_TASK REQUIREMENTS_
Echo every line of the records below exactly, from the line containing "y-tick-label: 28 — [70, 568, 84, 582]" down to the line containing "scatter-point — [429, 468, 435, 474]", with both of those lines included.

_GIVEN INFORMATION_

▽

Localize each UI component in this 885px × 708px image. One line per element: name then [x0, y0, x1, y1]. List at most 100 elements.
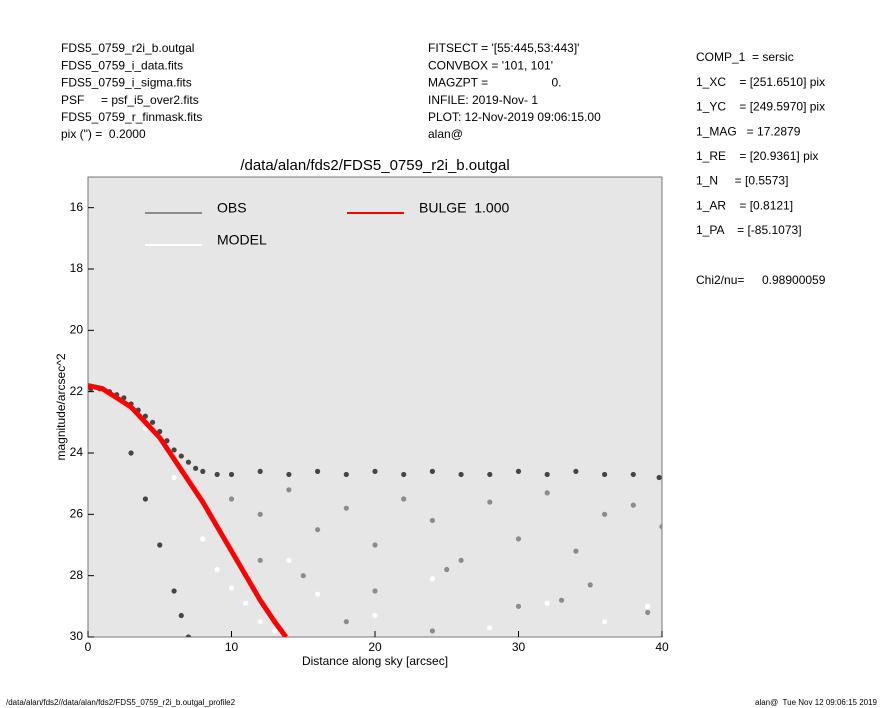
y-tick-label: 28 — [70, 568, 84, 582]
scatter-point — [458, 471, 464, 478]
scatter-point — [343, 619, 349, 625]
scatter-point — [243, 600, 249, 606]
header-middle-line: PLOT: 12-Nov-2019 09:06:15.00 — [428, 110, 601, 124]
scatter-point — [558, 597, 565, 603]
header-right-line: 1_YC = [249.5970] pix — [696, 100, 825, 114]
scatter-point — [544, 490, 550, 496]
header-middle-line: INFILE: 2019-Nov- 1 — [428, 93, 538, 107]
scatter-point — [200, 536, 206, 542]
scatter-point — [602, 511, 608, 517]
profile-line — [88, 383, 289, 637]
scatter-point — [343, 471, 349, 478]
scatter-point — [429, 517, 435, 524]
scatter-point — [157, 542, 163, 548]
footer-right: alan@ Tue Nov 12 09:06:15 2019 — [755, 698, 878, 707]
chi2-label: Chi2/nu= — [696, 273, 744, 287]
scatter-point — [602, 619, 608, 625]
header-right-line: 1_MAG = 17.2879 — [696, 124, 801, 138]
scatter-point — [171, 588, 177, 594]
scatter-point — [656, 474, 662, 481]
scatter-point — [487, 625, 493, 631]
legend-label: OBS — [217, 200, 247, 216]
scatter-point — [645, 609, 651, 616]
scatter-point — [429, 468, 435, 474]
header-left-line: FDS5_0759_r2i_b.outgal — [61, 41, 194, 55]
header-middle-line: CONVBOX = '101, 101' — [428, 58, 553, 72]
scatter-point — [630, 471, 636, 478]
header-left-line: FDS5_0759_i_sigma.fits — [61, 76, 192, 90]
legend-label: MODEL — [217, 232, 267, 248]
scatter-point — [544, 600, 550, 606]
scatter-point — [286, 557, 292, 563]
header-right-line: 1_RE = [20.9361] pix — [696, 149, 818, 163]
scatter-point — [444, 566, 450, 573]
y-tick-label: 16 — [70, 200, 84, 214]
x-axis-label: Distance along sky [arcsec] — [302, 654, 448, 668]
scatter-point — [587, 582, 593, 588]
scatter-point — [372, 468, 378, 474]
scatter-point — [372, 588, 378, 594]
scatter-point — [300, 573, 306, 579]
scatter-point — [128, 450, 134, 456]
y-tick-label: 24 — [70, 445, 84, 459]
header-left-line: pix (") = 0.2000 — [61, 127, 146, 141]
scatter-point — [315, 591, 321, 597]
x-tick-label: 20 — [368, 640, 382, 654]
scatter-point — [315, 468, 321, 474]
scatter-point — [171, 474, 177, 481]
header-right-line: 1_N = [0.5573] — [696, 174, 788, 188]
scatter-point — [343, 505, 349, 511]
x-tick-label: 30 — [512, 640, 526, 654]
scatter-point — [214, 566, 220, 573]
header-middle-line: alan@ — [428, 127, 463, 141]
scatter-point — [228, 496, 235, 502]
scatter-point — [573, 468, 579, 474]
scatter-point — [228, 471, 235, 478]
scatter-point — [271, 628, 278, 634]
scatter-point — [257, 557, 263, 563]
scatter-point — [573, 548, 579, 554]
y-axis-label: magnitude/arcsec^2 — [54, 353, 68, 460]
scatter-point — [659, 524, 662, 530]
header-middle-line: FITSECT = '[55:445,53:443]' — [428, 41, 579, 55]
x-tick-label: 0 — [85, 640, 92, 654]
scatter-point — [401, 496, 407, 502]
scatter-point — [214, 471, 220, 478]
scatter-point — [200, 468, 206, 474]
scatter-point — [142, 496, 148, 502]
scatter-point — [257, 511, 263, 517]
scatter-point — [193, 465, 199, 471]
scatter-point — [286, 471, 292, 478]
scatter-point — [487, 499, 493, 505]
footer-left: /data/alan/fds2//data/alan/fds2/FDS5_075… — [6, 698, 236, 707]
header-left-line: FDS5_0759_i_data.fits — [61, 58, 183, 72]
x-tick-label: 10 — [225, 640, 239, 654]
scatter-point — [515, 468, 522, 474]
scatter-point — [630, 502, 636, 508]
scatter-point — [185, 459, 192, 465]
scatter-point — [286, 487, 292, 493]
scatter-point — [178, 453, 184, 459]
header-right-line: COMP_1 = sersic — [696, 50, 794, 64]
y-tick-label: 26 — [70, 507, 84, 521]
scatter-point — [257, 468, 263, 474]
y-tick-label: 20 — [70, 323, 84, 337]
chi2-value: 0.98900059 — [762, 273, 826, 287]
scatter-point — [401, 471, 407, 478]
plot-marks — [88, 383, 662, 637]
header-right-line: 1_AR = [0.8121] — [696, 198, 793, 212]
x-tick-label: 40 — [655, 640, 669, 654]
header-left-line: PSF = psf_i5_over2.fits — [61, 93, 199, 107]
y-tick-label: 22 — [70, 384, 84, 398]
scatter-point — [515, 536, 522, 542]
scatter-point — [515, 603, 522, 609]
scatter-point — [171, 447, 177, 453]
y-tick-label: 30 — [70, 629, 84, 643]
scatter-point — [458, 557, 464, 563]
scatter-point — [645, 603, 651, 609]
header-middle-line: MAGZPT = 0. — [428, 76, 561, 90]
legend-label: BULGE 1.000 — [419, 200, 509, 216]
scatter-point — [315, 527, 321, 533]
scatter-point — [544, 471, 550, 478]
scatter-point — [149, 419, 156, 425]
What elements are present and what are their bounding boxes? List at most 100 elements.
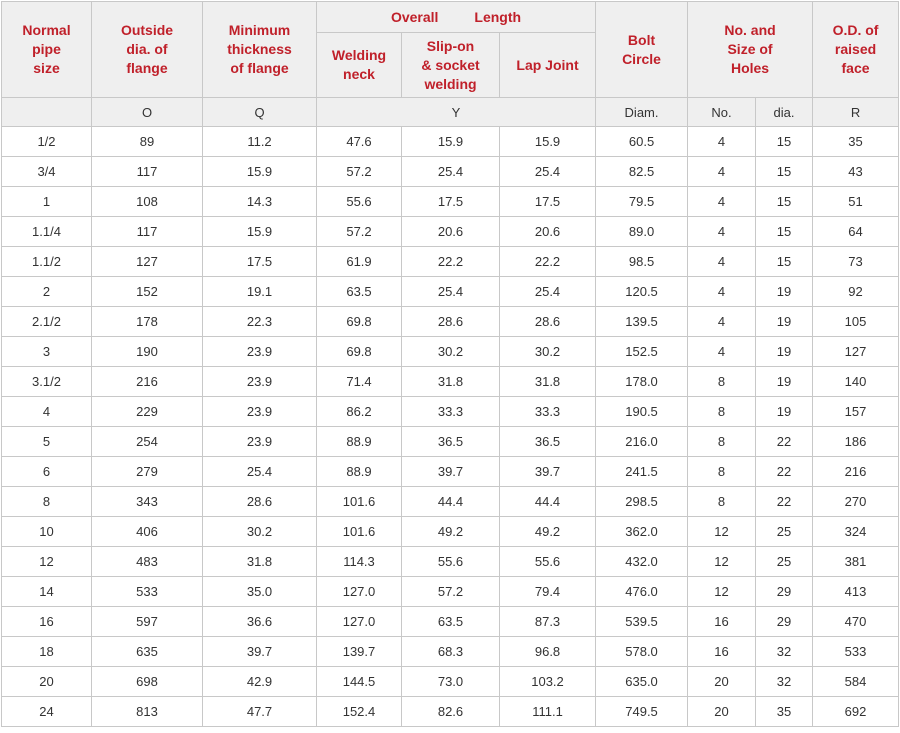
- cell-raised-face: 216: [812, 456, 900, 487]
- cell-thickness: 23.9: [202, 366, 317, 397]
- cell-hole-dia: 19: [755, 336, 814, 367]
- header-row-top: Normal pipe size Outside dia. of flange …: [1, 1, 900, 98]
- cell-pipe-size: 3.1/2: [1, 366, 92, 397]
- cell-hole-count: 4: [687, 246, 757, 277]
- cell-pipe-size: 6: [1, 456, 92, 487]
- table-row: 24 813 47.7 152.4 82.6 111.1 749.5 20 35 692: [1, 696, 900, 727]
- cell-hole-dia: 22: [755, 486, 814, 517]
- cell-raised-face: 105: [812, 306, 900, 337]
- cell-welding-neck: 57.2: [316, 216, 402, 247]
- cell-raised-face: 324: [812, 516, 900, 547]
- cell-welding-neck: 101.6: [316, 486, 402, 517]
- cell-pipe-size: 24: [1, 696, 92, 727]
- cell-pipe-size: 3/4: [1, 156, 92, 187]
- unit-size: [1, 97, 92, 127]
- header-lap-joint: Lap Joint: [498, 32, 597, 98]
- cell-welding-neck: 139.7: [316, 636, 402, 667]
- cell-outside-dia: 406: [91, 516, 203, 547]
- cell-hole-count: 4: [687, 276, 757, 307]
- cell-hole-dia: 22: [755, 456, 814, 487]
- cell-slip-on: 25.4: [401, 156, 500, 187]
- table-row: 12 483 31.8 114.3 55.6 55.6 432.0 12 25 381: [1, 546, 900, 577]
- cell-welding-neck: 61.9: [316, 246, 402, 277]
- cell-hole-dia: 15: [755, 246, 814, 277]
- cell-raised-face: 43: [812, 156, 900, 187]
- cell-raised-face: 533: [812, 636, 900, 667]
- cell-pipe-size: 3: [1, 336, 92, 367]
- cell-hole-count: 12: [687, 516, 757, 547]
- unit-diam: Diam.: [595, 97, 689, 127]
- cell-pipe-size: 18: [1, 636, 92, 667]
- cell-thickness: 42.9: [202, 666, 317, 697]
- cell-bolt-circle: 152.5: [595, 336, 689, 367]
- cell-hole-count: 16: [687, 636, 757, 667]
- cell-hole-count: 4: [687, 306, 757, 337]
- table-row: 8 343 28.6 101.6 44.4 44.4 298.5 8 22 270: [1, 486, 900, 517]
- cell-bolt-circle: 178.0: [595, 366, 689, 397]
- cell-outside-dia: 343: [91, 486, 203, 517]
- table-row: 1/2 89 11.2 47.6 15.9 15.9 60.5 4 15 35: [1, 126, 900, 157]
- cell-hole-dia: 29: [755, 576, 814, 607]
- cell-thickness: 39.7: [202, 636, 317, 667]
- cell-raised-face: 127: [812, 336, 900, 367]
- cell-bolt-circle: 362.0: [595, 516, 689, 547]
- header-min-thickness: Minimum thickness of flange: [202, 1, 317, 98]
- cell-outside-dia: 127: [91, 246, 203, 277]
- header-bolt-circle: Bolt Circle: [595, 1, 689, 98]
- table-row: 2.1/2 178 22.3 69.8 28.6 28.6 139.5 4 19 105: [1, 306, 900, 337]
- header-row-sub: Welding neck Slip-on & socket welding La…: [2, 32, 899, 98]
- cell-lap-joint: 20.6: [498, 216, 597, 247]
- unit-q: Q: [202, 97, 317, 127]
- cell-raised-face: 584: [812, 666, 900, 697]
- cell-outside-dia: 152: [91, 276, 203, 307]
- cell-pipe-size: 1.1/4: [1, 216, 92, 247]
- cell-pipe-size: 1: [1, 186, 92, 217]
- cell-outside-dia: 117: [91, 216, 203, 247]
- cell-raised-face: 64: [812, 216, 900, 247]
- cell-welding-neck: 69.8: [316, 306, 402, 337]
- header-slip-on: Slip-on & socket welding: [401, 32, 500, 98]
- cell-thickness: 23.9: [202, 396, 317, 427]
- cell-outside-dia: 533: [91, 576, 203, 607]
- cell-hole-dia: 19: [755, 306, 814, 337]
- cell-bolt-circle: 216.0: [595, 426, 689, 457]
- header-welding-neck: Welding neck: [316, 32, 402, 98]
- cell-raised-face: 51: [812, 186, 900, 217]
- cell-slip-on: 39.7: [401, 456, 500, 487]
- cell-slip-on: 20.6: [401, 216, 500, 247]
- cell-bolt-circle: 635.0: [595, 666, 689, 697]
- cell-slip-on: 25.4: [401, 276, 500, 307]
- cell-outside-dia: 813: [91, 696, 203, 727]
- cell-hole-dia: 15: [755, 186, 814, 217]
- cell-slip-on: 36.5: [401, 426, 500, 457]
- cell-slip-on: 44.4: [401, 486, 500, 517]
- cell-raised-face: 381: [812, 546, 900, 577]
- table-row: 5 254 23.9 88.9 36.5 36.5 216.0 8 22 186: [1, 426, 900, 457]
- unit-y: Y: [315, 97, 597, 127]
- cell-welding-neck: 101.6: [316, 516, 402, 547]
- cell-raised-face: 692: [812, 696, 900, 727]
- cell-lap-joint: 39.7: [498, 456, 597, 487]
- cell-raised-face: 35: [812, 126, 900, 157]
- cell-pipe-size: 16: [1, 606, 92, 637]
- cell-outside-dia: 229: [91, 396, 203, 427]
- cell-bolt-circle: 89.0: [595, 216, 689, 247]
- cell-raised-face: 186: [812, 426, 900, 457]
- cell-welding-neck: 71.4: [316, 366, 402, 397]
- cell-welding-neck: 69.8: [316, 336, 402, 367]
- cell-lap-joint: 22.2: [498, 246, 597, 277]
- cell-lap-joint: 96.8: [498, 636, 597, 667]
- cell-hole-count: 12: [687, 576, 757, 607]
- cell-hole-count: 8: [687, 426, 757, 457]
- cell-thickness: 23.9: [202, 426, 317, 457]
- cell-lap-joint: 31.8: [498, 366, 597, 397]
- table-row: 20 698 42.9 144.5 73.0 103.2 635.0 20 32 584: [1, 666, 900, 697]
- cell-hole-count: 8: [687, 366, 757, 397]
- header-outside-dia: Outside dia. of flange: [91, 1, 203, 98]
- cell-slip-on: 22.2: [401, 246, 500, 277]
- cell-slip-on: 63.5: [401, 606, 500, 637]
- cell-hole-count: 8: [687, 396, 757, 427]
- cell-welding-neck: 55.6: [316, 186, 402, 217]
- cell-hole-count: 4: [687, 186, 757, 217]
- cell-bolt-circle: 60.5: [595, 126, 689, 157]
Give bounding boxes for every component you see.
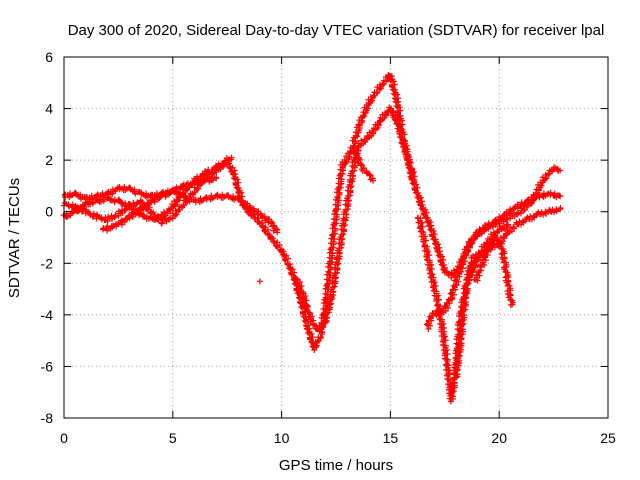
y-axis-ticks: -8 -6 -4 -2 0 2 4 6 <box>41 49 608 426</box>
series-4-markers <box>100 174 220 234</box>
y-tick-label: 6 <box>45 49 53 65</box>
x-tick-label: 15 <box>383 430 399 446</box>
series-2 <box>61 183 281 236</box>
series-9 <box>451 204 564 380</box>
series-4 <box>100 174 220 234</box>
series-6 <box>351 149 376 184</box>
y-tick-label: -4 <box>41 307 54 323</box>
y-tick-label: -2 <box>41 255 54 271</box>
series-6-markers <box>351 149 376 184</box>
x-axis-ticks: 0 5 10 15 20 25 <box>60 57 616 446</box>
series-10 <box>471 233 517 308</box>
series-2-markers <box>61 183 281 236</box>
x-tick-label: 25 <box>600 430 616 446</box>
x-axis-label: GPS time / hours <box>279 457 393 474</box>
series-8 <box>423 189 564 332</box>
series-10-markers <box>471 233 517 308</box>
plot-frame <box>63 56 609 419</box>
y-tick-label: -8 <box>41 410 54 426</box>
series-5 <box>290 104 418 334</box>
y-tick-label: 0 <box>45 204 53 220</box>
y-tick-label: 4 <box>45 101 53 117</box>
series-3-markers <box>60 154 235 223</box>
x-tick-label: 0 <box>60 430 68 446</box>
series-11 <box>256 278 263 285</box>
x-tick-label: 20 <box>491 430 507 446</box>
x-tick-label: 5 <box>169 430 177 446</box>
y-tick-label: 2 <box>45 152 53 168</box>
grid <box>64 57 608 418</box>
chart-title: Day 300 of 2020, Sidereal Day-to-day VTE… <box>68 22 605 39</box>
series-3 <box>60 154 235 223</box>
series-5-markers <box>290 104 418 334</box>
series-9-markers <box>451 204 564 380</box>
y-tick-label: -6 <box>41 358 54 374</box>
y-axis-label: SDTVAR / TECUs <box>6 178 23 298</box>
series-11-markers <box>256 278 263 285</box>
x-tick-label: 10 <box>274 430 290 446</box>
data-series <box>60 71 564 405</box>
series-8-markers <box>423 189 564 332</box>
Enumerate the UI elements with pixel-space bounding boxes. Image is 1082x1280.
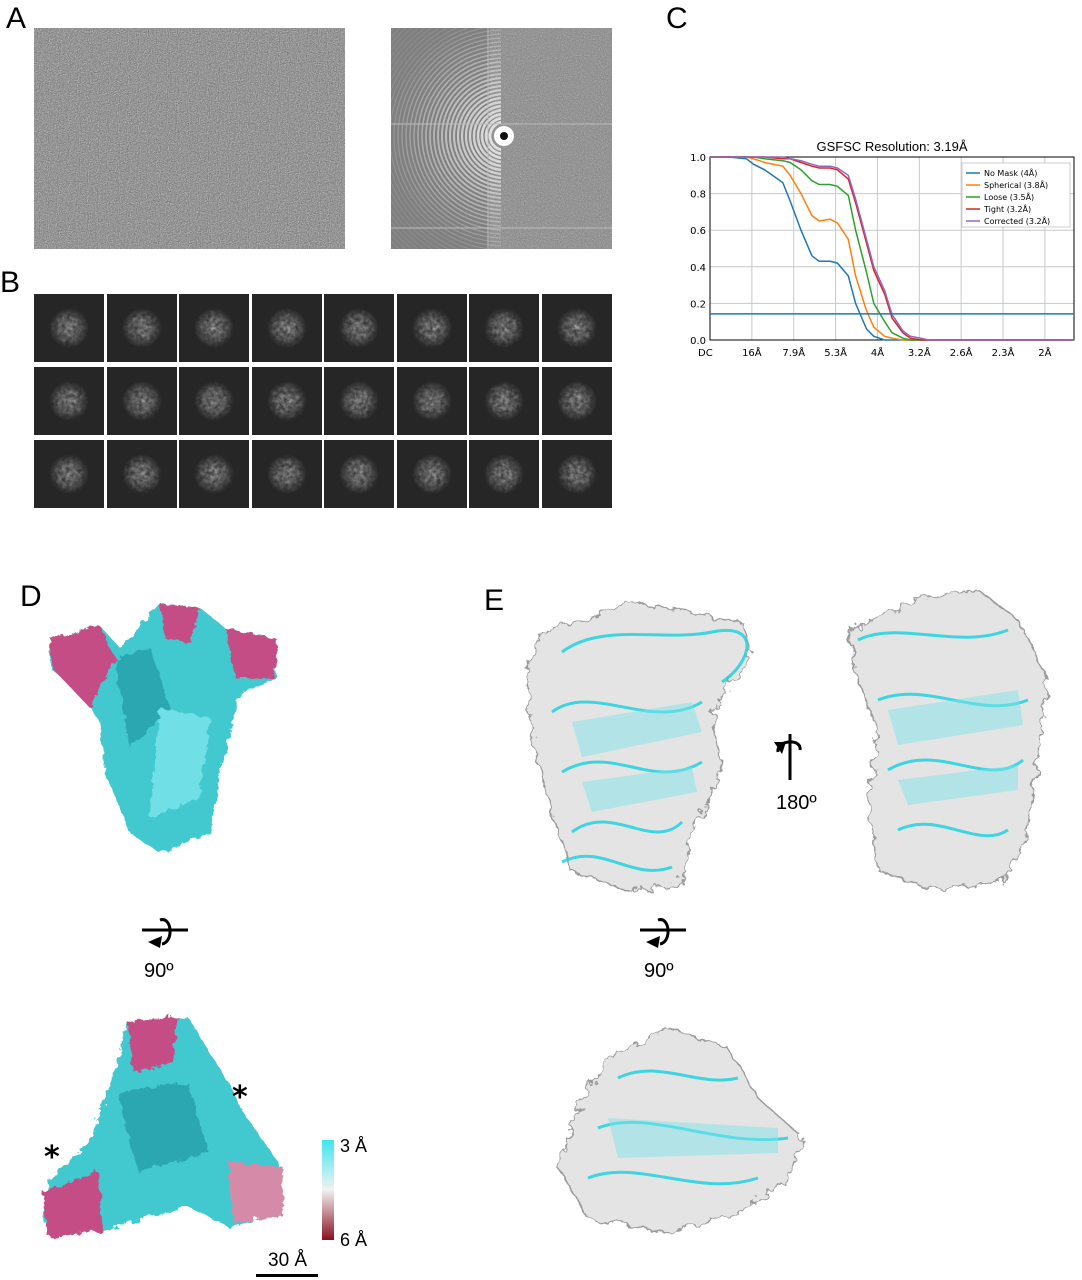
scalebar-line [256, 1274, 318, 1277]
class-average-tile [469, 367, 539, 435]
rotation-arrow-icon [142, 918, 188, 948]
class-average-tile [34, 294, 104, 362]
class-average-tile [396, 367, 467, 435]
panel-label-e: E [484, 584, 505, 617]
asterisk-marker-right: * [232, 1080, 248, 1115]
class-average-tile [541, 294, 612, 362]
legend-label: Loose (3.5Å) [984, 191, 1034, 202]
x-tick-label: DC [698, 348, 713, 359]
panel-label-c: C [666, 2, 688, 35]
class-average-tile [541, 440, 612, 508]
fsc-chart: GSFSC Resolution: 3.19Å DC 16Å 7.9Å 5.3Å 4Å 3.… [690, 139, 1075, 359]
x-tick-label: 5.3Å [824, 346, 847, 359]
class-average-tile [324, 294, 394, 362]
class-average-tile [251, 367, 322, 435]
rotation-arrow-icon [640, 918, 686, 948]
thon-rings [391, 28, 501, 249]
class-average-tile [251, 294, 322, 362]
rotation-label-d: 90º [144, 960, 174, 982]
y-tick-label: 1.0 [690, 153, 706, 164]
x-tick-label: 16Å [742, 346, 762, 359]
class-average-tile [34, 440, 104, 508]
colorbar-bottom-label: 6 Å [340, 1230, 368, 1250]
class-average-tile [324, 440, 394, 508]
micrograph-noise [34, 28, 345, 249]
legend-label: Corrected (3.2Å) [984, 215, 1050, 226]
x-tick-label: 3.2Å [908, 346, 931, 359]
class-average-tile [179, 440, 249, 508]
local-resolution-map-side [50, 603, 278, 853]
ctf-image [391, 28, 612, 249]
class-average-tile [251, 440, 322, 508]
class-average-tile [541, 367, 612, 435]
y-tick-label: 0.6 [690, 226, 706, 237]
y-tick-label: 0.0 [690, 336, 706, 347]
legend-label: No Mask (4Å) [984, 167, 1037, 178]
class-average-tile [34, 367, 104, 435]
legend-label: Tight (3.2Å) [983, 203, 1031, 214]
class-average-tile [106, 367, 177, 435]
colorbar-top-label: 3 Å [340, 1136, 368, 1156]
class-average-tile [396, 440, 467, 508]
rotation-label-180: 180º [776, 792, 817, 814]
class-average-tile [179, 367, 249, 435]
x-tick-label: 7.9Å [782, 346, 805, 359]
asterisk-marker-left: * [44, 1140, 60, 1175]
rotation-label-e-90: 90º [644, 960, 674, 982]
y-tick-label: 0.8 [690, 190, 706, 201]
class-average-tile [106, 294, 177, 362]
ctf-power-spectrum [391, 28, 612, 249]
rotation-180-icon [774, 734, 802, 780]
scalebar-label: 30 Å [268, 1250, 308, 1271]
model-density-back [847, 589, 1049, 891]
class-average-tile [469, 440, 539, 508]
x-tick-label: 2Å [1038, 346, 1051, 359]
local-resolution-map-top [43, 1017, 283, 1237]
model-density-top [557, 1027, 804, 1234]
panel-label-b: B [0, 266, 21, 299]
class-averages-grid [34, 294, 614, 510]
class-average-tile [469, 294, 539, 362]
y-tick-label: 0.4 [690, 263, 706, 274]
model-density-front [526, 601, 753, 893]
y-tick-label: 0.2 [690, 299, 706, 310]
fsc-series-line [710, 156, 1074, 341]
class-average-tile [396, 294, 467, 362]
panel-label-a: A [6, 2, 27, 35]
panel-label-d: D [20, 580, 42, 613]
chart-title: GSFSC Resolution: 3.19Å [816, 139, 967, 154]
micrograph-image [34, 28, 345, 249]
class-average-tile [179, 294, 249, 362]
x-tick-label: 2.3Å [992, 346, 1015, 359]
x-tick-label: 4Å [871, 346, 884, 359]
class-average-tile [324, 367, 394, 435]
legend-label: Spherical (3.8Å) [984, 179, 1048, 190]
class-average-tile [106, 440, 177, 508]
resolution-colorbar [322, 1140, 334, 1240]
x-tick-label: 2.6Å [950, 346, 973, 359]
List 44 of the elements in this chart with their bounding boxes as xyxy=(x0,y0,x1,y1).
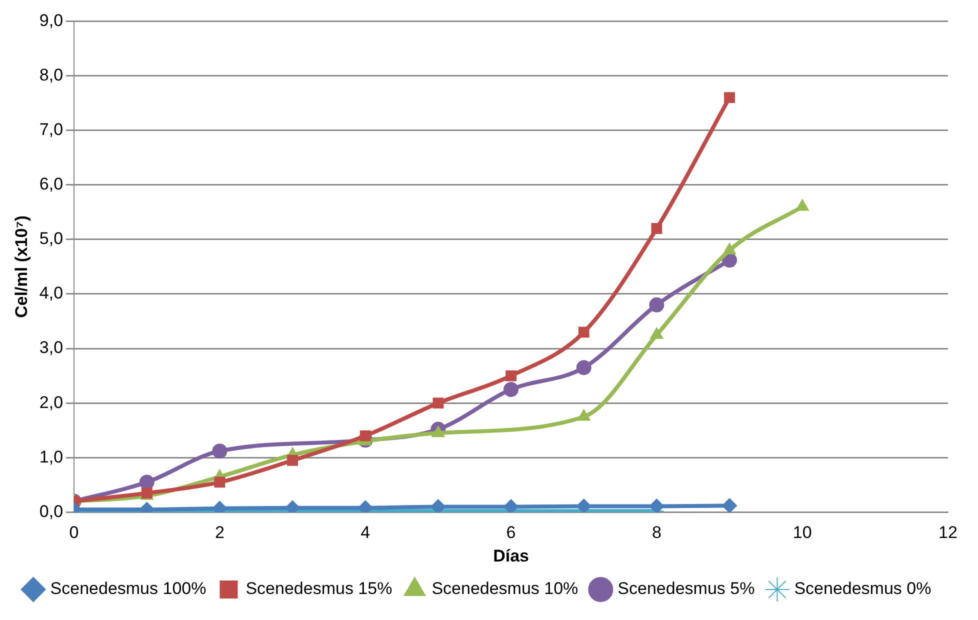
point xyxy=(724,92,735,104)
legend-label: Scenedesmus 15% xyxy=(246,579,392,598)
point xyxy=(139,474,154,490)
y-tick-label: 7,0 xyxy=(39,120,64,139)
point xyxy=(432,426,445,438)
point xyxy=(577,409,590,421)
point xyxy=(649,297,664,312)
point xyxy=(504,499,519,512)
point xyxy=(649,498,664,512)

△

_THE SOLUTION_
y-tick-label: 28 — [70, 568, 84, 582]
scatter-point — [458, 471, 464, 478]
scatter-point — [343, 619, 349, 625]
scatter-point — [243, 600, 249, 606]
header-middle-line: PLOT: 12-Nov-2019 09:06:15.00 — [428, 110, 601, 124]
scatter-point — [558, 597, 565, 603]
header-right-line: 1_YC = [249.5970] pix — [696, 100, 825, 114]
scatter-point — [544, 490, 550, 496]
header-middle-line: INFILE: 2019-Nov- 1 — [428, 93, 538, 107]
scatter-point — [200, 536, 206, 542]
scatter-point — [602, 511, 608, 517]
profile-line — [88, 383, 289, 637]
scatter-point — [343, 471, 349, 478]
scatter-point — [429, 517, 435, 524]
scatter-point — [157, 542, 163, 548]
footer-right: alan@ Tue Nov 12 09:06:15 2019 — [755, 698, 878, 707]
chi2-label: Chi2/nu= — [696, 273, 744, 287]
scatter-point — [602, 619, 608, 625]
header-right-line: 1_MAG = 17.2879 — [696, 124, 801, 138]
scatter-point — [171, 588, 177, 594]
scatter-point — [656, 474, 662, 481]
scatter-point — [487, 625, 493, 631]
legend-label: OBS — [217, 200, 247, 216]
scatter-point — [645, 609, 651, 616]
scatter-point — [429, 468, 435, 474]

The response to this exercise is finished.